Le label n’exagère pas totalement lorsqu’il qualifie Flotsam And Jetsam d’un des groupes « les plus sous-estimés de la planète ». Formé en 1984 en Arizona, ce vétéran du thrash n’a jamais acquis la notoriété des machines de guerre que sont Metallica, Megadeth ou Slayer. Pourtant le groupe n’a cessé de réaliser des albums depuis plus de trente-cinq ans, sans jamais vraiment lever le pied ou remettre en cause son intégrité. De quoi se constituer une audience fidèle qui sait que Flotsam And Jetsam ne les décevra jamais. Cette dernière a eu quelques sueurs froides au terme du cycle de The End Of Chaos (2019), s’inquiétant de la volonté du groupe de continuer. Les fans peuvent souffler, ce titre n’était en rien un présage et, paradoxalement, ils peuvent remercier la pandémie d’avoir relancé la créativité de Flotsam And Jetsam. Blood In The Water, leur quatorzième opus, puise son agressivité dans la situation actuelle : celle d’un « monde à genoux » où le temps se suspend et où les pertes s’accumulent. La rage comme remède au syndrome de la page blanche.
Blood In The Water a été produit par Jacob Hansen déjà à l’œuvre sur l’album précédent. Blood In The Water est aussi l’occasion d’introduire un nouveau membre au sein du groupe en la personne du bassiste Bill Bodily. Flotsam And Jetsam reste dans la lignée de son évolution sonore en continuant d’alourdir ses guitares sans pour autant ralentir ses tempos à outrance. « Blood In The Water » a pour office d’illustrer la volonté du groupe de donner dans l’agression constante qui est toujours un prélude à une envolée mélodique portée par le timbre exubérant d’un Eric Knutson en état de grâce. Une entrée en matière qui confirme ce que le premier single « Burn The Sky » laissait miroiter : des rythmiques acérées et un enchevêtrement incessant de leads dans la lignée d’un Testament post-2005. Flotsam And Jetsam se démarque toujours par sa révérence au heayv des années 80 qui vient tempérer ses élans les plus vigoureux. « Brace For Impact » présente quant à lui un thrash pur jus qui repose sur des phrasés de chant calqués sur des articulations de guitare archétypales. Un mariage du plus ancien et du moins vieux sans qu’ils refusent la cohabitation.

Extrait d'un jeu de données
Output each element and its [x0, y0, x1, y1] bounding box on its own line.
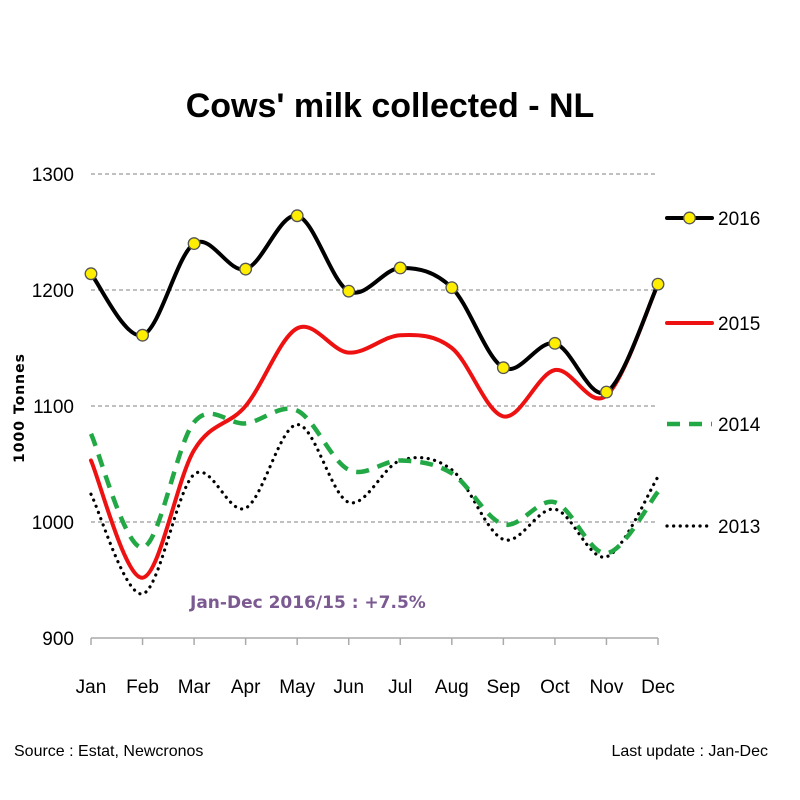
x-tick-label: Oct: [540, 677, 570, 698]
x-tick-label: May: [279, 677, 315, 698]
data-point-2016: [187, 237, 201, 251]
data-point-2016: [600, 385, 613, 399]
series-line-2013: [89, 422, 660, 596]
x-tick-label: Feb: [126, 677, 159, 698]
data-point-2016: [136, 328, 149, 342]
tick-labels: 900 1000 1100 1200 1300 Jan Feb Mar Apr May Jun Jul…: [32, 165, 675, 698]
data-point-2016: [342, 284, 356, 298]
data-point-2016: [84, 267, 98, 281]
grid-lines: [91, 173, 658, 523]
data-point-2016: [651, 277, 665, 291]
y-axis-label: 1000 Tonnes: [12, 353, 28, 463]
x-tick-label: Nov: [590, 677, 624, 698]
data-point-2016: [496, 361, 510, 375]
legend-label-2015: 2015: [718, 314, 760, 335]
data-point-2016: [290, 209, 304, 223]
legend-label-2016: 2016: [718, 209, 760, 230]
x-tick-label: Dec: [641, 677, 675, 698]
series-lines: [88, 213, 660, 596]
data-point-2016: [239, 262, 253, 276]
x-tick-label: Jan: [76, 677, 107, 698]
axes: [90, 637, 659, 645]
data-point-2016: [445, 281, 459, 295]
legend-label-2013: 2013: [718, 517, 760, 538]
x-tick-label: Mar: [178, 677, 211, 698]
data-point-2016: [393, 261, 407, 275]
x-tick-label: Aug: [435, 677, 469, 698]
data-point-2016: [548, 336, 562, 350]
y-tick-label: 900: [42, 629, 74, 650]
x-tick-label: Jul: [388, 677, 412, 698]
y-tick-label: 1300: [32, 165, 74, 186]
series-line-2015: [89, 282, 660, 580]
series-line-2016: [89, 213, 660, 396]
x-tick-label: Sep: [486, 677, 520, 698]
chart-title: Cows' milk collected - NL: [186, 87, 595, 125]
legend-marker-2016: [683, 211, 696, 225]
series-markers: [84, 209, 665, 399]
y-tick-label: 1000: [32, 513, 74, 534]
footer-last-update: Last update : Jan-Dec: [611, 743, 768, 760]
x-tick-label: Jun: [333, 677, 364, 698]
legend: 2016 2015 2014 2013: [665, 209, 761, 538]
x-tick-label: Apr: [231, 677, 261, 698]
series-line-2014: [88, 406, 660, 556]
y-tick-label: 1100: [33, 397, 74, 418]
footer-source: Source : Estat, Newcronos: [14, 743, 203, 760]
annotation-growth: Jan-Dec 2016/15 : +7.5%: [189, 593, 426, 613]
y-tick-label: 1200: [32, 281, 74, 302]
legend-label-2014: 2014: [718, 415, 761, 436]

#### CONSIGNES À SUIVRE:
A: Citez tous les groupes autres que Flotsam And Jetsam qui sont nommés dans la critique de l'album.
B: Recopiez sans rien changer les lignes de l'extrait de données, en commençant par celle qui contient « x-tick-label: Oct: [540, 677, 570, 698] » et en terminant par la dernière ligne de l'extrait.

#### RÉPONSES ATTENDUES:
A: Metallica, Megadeth, Slayer et Testament.

B:
x-tick-label: Oct: [540, 677, 570, 698]
x-tick-label: May: [279, 677, 315, 698]
data-point-2016: [187, 237, 201, 251]
data-point-2016: [600, 385, 613, 399]
series-line-2013: [89, 422, 660, 596]
x-tick-label: Feb: [126, 677, 159, 698]
data-point-2016: [136, 328, 149, 342]
tick-labels: 900 1000 1100 1200 1300 Jan Feb Mar Apr May Jun Jul…: [32, 165, 675, 698]
data-point-2016: [342, 284, 356, 298]
data-point-2016: [84, 267, 98, 281]
grid-lines: [91, 173, 658, 523]
data-point-2016: [651, 277, 665, 291]
y-axis-label: 1000 Tonnes: [12, 353, 28, 463]
x-tick-label: Nov: [590, 677, 624, 698]
data-point-2016: [496, 361, 510, 375]
legend-label-2015: 2015: [718, 314, 760, 335]
data-point-2016: [290, 209, 304, 223]
legend-label-2016: 2016: [718, 209, 760, 230]
x-tick-label: Dec: [641, 677, 675, 698]
series-lines: [88, 213, 660, 596]
data-point-2016: [239, 262, 253, 276]
x-tick-label: Jan: [76, 677, 107, 698]
axes: [90, 637, 659, 645]
data-point-2016: [445, 281, 459, 295]
legend-label-2013: 2013: [718, 517, 760, 538]
x-tick-label: Mar: [178, 677, 211, 698]
data-point-2016: [393, 261, 407, 275]
x-tick-label: Aug: [435, 677, 469, 698]
data-point-2016: [548, 336, 562, 350]
y-tick-label: 900: [42, 629, 74, 650]
x-tick-label: Jul: [388, 677, 412, 698]
y-tick-label: 1300: [32, 165, 74, 186]
series-line-2015: [89, 282, 660, 580]
series-line-2016: [89, 213, 660, 396]
x-tick-label: Sep: [486, 677, 520, 698]
chart-title: Cows' milk collected - NL: [186, 87, 595, 125]
legend-marker-2016: [683, 211, 696, 225]
series-markers: [84, 209, 665, 399]
y-tick-label: 1000: [32, 513, 74, 534]
footer-last-update: Last update : Jan-Dec: [611, 743, 768, 760]
x-tick-label: Jun: [333, 677, 364, 698]
legend: 2016 2015 2014 2013: [665, 209, 761, 538]
x-tick-label: Apr: [231, 677, 261, 698]
series-line-2014: [88, 406, 660, 556]
y-tick-label: 1100: [33, 397, 74, 418]
footer-source: Source : Estat, Newcronos: [14, 743, 203, 760]
annotation-growth: Jan-Dec 2016/15 : +7.5%: [189, 593, 426, 613]
y-tick-label: 1200: [32, 281, 74, 302]
legend-label-2014: 2014: [718, 415, 761, 436]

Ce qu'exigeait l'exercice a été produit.